> WORK TO DO
Identify, in the records below, every line where the string "Projektabschluss" appears, and copy each such line.

Begin DATASET EXTRACT

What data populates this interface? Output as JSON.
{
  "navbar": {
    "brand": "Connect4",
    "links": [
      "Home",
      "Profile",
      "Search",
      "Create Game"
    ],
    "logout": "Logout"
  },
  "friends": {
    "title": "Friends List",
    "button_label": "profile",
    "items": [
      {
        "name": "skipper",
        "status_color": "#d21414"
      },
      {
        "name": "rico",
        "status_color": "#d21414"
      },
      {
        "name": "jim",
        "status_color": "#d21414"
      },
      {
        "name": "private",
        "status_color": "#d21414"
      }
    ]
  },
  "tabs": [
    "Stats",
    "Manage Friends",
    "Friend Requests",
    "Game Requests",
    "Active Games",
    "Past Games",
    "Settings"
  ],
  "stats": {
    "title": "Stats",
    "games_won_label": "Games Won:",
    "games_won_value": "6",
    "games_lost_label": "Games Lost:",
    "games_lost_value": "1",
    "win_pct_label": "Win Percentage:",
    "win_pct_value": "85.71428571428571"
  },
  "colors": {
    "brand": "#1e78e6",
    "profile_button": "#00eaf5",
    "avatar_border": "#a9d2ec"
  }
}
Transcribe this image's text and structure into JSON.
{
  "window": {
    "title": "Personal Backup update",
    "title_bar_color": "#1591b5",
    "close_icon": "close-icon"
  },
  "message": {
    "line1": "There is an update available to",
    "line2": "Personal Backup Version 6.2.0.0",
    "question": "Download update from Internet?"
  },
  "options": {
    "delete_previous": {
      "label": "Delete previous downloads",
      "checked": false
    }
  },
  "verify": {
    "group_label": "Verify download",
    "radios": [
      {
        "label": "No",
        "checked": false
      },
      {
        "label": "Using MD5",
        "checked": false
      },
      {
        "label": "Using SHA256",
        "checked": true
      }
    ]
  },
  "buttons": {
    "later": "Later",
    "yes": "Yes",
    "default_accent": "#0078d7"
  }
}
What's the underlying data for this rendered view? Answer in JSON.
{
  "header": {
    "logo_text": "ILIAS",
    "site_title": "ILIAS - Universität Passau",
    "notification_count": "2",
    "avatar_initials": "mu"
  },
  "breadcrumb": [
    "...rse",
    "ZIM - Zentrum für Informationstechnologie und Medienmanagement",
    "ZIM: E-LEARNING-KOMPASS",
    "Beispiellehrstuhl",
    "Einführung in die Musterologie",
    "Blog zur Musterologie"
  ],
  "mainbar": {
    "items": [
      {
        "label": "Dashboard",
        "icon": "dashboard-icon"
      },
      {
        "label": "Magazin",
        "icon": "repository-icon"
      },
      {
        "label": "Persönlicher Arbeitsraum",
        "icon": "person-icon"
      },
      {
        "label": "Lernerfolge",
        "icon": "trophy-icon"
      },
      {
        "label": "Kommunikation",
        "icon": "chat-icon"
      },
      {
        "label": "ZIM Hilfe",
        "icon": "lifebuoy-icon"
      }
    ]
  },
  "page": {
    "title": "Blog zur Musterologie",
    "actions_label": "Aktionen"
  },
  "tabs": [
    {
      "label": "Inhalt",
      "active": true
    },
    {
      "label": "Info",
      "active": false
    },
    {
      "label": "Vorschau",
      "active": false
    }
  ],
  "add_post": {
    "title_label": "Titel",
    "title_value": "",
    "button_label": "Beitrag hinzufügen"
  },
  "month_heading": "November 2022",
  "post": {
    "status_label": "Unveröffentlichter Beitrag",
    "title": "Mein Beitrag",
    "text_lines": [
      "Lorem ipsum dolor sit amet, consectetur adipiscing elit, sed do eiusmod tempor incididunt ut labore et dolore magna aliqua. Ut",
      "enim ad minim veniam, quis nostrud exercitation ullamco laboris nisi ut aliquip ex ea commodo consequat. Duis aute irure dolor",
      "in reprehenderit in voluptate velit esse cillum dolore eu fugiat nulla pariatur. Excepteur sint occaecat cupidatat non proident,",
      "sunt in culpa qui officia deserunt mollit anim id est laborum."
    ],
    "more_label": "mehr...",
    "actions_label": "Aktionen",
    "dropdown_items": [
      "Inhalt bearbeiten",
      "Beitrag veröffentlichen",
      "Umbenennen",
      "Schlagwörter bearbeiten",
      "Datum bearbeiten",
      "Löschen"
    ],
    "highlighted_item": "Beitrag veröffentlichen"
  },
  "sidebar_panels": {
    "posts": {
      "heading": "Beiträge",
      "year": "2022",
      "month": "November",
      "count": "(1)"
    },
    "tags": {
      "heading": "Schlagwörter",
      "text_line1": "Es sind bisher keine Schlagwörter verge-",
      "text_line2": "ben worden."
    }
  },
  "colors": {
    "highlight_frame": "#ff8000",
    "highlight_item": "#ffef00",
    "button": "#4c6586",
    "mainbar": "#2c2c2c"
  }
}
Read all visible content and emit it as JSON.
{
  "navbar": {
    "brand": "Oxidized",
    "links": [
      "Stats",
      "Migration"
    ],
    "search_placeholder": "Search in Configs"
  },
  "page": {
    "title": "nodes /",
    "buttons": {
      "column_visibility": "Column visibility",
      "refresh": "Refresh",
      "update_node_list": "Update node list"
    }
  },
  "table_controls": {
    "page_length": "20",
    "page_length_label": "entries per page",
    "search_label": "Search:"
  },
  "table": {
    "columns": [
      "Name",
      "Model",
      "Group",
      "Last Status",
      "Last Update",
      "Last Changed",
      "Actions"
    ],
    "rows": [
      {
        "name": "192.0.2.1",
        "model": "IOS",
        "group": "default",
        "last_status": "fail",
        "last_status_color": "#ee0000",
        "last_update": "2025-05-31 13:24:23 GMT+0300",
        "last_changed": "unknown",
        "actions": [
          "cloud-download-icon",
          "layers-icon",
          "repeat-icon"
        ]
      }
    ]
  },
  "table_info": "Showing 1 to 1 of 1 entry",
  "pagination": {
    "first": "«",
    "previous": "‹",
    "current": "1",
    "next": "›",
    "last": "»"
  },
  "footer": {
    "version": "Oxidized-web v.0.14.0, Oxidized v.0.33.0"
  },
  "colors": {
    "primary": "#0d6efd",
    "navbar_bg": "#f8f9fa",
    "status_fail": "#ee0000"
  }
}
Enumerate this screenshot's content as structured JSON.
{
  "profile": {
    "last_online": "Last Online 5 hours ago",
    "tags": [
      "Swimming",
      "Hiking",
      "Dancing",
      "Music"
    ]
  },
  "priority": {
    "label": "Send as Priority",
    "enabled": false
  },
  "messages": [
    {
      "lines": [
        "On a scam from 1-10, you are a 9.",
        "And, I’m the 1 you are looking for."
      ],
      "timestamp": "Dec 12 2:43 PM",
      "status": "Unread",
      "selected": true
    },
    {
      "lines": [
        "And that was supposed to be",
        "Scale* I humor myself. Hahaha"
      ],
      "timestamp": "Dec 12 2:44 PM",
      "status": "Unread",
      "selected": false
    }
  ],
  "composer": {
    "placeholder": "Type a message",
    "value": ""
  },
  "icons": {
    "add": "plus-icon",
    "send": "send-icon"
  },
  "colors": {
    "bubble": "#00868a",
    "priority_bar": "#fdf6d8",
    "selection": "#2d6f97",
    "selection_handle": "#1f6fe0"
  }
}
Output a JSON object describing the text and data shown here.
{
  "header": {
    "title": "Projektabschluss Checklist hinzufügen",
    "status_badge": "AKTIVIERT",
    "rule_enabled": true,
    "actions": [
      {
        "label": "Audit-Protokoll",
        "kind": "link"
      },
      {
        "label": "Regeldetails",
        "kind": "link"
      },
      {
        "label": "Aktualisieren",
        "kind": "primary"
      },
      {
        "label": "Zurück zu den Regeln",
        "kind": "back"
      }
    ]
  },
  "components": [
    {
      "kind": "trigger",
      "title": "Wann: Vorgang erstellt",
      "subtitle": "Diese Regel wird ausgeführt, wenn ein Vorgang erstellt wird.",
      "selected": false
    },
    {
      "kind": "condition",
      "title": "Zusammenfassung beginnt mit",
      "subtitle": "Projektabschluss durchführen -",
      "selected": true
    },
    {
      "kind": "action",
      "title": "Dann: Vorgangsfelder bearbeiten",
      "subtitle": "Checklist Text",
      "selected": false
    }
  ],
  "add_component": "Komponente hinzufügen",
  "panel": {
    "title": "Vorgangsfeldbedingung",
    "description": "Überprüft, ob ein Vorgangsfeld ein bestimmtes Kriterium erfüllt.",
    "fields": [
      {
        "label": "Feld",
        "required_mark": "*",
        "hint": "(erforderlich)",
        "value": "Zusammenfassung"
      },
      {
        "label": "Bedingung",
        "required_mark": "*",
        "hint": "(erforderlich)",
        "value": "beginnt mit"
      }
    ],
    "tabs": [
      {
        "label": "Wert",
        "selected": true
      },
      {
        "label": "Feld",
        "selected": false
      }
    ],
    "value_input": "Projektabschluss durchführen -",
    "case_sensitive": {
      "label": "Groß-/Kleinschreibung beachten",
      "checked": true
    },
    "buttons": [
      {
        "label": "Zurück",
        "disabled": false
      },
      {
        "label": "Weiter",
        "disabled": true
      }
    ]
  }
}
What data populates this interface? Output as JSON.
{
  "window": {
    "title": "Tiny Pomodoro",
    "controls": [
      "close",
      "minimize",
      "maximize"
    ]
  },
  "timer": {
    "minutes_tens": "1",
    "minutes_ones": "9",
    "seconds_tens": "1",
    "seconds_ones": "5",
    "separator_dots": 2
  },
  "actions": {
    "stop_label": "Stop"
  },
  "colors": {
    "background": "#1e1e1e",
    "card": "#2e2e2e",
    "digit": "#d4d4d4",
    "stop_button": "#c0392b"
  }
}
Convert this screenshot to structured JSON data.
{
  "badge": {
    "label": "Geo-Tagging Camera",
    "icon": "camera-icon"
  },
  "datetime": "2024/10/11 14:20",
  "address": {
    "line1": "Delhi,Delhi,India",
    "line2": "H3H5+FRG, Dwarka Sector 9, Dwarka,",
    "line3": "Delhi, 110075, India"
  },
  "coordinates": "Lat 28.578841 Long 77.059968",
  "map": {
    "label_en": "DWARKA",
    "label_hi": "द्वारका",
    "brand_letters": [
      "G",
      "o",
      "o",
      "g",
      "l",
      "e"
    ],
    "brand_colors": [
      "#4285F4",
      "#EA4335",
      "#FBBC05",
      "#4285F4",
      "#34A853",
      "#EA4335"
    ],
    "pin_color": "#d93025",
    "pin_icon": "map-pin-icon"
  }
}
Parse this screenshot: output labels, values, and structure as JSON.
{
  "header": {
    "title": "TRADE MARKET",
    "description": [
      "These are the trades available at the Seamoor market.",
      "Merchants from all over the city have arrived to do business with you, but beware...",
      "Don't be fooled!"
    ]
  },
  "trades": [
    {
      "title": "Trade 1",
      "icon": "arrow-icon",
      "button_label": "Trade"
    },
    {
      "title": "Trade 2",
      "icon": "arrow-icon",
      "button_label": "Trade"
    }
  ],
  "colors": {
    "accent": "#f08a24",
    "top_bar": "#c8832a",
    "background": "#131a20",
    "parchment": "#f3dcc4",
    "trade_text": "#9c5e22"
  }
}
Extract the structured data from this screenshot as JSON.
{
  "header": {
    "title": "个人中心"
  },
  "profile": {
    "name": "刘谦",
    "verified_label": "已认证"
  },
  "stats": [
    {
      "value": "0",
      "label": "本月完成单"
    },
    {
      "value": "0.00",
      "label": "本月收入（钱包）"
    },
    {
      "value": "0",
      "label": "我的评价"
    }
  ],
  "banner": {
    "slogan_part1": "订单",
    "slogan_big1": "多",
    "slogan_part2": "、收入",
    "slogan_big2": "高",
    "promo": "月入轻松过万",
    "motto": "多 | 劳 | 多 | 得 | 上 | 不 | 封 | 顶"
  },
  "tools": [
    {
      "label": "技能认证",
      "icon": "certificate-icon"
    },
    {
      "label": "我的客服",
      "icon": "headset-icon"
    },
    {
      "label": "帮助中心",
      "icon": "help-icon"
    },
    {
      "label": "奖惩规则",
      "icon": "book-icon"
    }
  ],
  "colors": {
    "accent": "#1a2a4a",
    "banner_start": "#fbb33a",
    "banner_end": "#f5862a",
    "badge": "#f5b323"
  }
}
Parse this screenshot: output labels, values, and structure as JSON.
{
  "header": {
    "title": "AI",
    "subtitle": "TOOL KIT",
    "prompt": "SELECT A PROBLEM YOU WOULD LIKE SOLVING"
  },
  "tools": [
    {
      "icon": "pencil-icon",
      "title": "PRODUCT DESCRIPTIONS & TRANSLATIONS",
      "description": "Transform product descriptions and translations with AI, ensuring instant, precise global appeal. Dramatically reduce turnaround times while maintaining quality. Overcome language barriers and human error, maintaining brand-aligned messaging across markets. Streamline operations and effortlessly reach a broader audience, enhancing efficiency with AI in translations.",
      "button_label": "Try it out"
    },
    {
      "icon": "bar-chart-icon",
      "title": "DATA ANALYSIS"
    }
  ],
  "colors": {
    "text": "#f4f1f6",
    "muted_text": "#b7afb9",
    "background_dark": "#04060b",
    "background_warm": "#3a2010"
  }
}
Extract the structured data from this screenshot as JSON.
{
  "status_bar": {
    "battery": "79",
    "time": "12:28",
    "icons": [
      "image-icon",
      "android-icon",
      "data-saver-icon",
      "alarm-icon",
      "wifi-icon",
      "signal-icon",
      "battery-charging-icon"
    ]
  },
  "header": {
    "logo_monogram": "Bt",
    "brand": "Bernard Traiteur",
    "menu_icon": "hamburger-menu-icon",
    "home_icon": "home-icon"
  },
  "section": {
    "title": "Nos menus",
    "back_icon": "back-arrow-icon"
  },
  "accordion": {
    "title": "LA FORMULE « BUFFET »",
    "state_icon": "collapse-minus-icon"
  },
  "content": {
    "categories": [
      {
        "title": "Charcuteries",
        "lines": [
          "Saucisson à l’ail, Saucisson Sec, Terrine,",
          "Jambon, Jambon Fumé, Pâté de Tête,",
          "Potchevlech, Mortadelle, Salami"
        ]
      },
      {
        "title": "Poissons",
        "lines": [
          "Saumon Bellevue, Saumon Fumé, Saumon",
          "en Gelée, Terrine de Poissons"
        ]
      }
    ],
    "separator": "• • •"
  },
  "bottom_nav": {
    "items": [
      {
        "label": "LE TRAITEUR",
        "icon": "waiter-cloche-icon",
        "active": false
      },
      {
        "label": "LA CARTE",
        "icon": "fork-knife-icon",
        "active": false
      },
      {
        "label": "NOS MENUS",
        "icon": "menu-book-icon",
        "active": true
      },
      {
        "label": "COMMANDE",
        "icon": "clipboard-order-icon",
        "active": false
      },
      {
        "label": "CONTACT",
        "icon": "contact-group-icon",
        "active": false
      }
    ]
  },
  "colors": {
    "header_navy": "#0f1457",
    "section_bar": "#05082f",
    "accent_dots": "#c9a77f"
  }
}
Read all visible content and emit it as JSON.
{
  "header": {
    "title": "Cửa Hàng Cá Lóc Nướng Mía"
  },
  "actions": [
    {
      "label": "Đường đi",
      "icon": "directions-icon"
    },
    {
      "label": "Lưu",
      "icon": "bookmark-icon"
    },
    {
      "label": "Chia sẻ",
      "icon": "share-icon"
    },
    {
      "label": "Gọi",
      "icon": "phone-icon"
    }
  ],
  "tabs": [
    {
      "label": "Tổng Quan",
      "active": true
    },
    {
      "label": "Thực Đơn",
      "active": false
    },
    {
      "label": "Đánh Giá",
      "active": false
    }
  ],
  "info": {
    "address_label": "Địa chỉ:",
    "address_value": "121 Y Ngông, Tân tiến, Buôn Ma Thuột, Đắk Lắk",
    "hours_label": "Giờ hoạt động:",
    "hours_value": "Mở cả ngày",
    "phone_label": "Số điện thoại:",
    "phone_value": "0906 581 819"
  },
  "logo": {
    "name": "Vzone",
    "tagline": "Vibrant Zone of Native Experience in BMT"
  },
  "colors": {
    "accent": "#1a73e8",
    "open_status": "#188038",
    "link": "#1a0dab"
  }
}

End DATASET EXTRACT

> TASK OUTPUT
    "title": "Projektabschluss Checklist hinzufügen",
      "subtitle": "Projektabschluss durchführen -",
    "value_input": "Projektabschluss durchführen -",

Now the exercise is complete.